Are you able to retype all the records below exactly?
# Start of Given data
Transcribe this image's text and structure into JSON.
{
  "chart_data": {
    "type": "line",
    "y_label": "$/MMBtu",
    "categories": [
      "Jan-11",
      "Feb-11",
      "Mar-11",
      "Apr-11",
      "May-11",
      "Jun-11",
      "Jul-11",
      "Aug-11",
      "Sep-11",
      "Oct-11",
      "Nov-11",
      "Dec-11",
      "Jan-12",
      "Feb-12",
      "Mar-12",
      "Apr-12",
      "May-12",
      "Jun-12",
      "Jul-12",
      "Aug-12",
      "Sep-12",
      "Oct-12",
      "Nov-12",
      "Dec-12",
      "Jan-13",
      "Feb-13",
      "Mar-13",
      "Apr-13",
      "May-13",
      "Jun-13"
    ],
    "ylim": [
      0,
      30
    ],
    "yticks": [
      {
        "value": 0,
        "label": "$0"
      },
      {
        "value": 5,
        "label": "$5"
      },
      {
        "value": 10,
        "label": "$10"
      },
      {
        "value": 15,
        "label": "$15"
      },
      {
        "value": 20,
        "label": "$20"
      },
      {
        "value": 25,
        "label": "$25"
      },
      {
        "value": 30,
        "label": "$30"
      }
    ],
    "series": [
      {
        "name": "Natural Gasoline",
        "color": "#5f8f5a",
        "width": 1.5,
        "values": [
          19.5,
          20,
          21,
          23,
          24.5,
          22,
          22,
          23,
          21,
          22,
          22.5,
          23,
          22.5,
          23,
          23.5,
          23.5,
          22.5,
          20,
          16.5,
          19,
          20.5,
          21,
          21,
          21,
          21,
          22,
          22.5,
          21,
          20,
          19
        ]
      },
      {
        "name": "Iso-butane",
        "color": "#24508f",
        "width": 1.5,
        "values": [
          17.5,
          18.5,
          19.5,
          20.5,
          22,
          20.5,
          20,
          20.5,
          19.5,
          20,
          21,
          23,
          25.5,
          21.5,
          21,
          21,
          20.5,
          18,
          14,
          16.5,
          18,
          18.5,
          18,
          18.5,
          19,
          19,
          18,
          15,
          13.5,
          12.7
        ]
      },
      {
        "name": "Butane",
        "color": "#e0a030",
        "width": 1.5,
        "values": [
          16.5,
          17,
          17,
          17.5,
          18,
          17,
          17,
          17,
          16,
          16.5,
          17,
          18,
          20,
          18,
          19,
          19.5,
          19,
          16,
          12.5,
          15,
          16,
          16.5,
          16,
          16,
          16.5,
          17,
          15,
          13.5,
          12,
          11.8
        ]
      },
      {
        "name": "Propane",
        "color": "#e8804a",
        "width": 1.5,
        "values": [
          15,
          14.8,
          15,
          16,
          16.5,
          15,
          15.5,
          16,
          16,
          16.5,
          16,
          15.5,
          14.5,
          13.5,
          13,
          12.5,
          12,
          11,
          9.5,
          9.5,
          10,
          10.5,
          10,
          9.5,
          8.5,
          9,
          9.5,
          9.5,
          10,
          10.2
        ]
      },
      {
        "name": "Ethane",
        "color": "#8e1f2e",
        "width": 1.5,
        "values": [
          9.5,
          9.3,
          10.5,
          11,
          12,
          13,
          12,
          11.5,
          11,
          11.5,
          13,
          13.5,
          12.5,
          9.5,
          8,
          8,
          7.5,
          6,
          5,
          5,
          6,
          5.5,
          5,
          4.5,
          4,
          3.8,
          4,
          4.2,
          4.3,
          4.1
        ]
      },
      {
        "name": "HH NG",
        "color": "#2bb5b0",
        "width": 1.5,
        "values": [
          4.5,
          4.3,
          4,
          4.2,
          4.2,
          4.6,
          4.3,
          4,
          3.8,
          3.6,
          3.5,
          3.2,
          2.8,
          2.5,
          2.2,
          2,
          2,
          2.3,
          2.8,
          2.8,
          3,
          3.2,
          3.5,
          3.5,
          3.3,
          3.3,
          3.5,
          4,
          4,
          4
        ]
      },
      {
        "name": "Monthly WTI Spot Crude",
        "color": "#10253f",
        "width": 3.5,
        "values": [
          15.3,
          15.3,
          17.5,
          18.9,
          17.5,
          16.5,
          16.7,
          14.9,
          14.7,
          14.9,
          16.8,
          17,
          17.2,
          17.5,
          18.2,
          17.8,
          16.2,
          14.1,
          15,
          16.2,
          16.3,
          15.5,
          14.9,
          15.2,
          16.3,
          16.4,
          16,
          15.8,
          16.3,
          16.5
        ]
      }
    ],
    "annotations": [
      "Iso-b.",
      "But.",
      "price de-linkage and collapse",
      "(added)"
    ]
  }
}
# End of Given data
**The result**
Transcribe this image's text and structure into JSON.
{
  "chart_data": {
    "type": "line",
    "y_label": "$/MMBtu",
    "categories": [
      "Jan-11",
      "Feb-11",
      "Mar-11",
      "Apr-11",
      "May-11",
      "Jun-11",
      "Jul-11",
      "Aug-11",
      "Sep-11",
      "Oct-11",
      "Nov-11",
      "Dec-11",
      "Jan-12",
      "Feb-12",
      "Mar-12",
      "Apr-12",
      "May-12",
      "Jun-12",
      "Jul-12",
      "Aug-12",
      "Sep-12",
      "Oct-12",
      "Nov-12",
      "Dec-12",
      "Jan-13",
      "Feb-13",
      "Mar-13",
      "Apr-13",
      "May-13",
      "Jun-13"
    ],
    "ylim": [
      0,
      30
    ],
    "yticks": [
      {
        "value": 0,
        "label": "$0"
      },
      {
        "value": 5,
        "label": "$5"
      },
      {
        "value": 10,
        "label": "$10"
      },
      {
        "value": 15,
        "label": "$15"
      },
      {
        "value": 20,
        "label": "$20"
      },
      {
        "value": 25,
        "label": "$25"
      },
      {
        "value": 30,
        "label": "$30"
      }
    ],
    "series": [
      {
        "name": "Natural Gasoline",
        "color": "#5f8f5a",
        "width": 1.5,
        "values": [
          19.5,
          20,
          21,
          23,
          24.5,
          22,
          22,
          23,
          21,
          22,
          22.5,
          23,
          22.5,
          23,
          23.5,
          23.5,
          22.5,
          20,
          16.5,
          19,
          20.5,
          21,
          21,
          21,
          21,
          22,
          22.5,
          21,
          20,
          19
        ]
      },
      {
        "name": "Iso-butane",
        "color": "#24508f",
        "width": 1.5,
        "values": [
          17.5,
          18.5,
          19.5,
          20.5,
          22,
          20.5,
          20,
          20.5,
          19.5,
          20,
          21,
          23,
          25.5,
          21.5,
          21,
          21,
          20.5,
          18,
          14,
          16.5,
          18,
          18.5,
          18,
          18.5,
          19,
          19,
          18,
          15,
          13.5,
          12.7
        ]
      },
      {
        "name": "Butane",
        "color": "#e0a030",
        "width": 1.5,
        "values": [
          16.5,
          17,
          17,
          17.5,
          18,
          17,
          17,
          17,
          16,
          16.5,
          17,
          18,
          20,
          18,
          19,
          19.5,
          19,
          16,
          12.5,
          15,
          16,
          16.5,
          16,
          16,
          16.5,
          17,
          15,
          13.5,
          12,
          11.8
        ]
      },
      {
        "name": "Propane",
        "color": "#e8804a",
        "width": 1.5,
        "values": [
          15,
          14.8,
          15,
          16,
          16.5,
          15,
          15.5,
          16,
          16,
          16.5,
          16,
          15.5,
          14.5,
          13.5,
          13,
          12.5,
          12,
          11,
          9.5,
          9.5,
          10,
          10.5,
          10,
          9.5,
          8.5,
          9,
          9.5,
          9.5,
          10,
          10.2
        ]
      },
      {
        "name": "Ethane",
        "color": "#8e1f2e",
        "width": 1.5,
        "values": [
          9.5,
          9.3,
          10.5,
          11,
          12,
          13,
          12,
          11.5,
          11,
          11.5,
          13,
          13.5,
          12.5,
          9.5,
          8,
          8,
          7.5,
          6,
          5,
          5,
          6,
          5.5,
          5,
          4.5,
          4,
          3.8,
          4,
          4.2,
          4.3,
          4.1
        ]
      },
      {
        "name": "HH NG",
        "color": "#2bb5b0",
        "width": 1.5,
        "values": [
          4.5,
          4.3,
          4,
          4.2,
          4.2,
          4.6,
          4.3,
          4,
          3.8,
          3.6,
          3.5,
          3.2,
          2.8,
          2.5,
          2.2,
          2,
          2,
          2.3,
          2.8,
          2.8,
          3,
          3.2,
          3.5,
          3.5,
          3.3,
          3.3,
          3.5,
          4,
          4,
          4
        ]
      },
      {
        "name": "Monthly WTI Spot Crude",
        "color": "#10253f",
        "width": 3.5,
        "values": [
          15.3,
          15.3,
          17.5,
          18.9,
          17.5,
          16.5,
          16.7,
          14.9,
          14.7,
          14.9,
          16.8,
          17,
          17.2,
          17.5,
          18.2,
          17.8,
          16.2,
          14.1,
          15,
          16.2,
          16.3,
          15.5,
          14.9,
          15.2,
          16.3,
          16.4,
          16,
          15.8,
          16.3,
          16.5
        ]
      }
    ],
    "annotations": [
      "Iso-b.",
      "But.",
      "price de-linkage and collapse",
      "(added)"
    ]
  }
}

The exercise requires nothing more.